[BEGIN]
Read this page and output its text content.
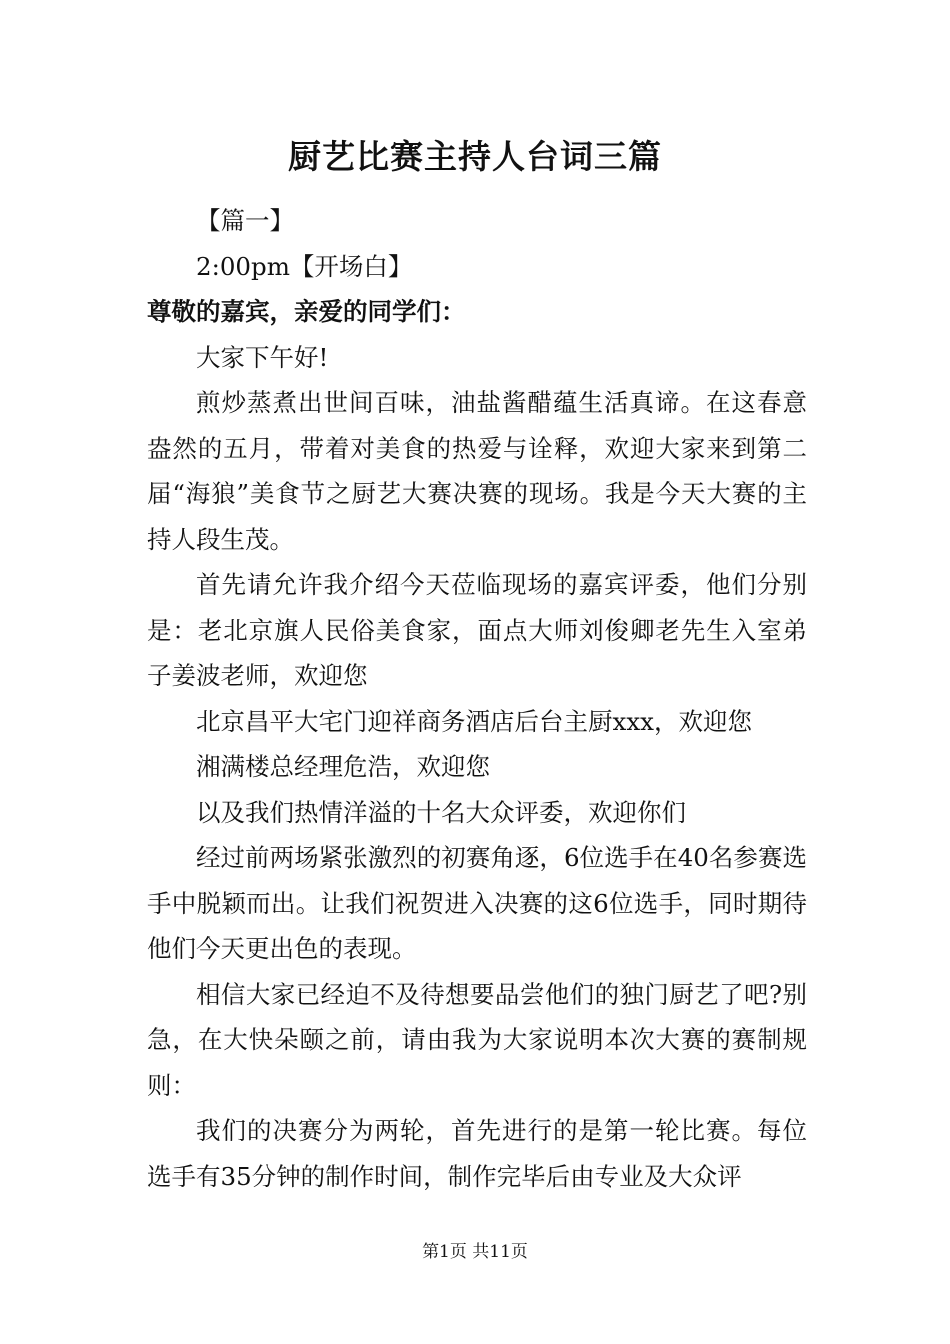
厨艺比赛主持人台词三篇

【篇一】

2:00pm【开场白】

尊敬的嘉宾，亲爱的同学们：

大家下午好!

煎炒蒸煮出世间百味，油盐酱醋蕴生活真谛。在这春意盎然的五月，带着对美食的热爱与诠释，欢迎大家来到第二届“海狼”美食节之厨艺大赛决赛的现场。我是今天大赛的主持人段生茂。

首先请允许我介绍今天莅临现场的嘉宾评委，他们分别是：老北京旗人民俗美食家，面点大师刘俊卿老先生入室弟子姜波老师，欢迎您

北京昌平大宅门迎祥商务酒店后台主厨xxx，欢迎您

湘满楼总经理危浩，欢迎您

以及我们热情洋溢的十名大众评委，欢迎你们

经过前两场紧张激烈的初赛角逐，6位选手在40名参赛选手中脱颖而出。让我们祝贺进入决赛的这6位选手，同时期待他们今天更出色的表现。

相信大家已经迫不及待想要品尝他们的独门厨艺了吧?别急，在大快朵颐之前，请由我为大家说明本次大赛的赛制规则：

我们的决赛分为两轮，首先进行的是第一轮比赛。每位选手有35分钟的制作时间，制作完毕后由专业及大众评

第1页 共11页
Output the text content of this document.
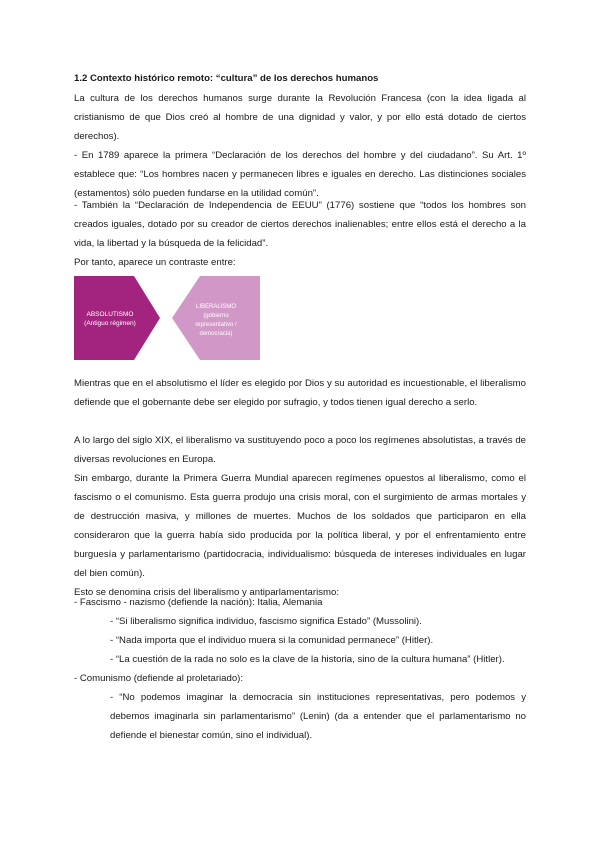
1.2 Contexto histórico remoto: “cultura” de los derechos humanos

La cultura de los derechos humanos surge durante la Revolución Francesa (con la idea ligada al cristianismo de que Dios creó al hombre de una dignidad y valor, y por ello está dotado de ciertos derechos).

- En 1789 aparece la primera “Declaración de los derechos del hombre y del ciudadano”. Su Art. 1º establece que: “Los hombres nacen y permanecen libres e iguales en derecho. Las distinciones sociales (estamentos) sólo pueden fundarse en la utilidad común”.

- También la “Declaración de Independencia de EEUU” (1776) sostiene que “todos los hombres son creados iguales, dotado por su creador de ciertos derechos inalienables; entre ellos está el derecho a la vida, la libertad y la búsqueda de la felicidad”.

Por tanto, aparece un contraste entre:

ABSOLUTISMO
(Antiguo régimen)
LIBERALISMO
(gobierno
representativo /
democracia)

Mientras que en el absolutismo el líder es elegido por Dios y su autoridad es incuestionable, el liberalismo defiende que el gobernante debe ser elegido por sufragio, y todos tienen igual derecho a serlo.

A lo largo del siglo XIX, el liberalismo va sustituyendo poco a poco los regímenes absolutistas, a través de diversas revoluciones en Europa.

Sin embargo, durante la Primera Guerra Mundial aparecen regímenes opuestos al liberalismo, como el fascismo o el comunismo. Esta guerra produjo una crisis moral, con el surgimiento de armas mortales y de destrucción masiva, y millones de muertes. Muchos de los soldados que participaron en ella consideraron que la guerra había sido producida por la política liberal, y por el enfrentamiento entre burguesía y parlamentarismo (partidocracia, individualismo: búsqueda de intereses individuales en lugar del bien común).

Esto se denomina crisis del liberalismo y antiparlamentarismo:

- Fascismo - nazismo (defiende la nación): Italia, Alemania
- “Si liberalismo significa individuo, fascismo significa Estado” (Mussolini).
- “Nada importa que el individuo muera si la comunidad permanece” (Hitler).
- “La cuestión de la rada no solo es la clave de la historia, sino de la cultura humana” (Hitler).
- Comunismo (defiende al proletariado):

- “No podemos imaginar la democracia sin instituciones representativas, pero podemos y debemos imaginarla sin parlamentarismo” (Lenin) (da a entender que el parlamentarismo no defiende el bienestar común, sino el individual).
[END]
Work out how many lines of the listing above include "crisis". Answer with the number and nothing more.

Output for this task: 2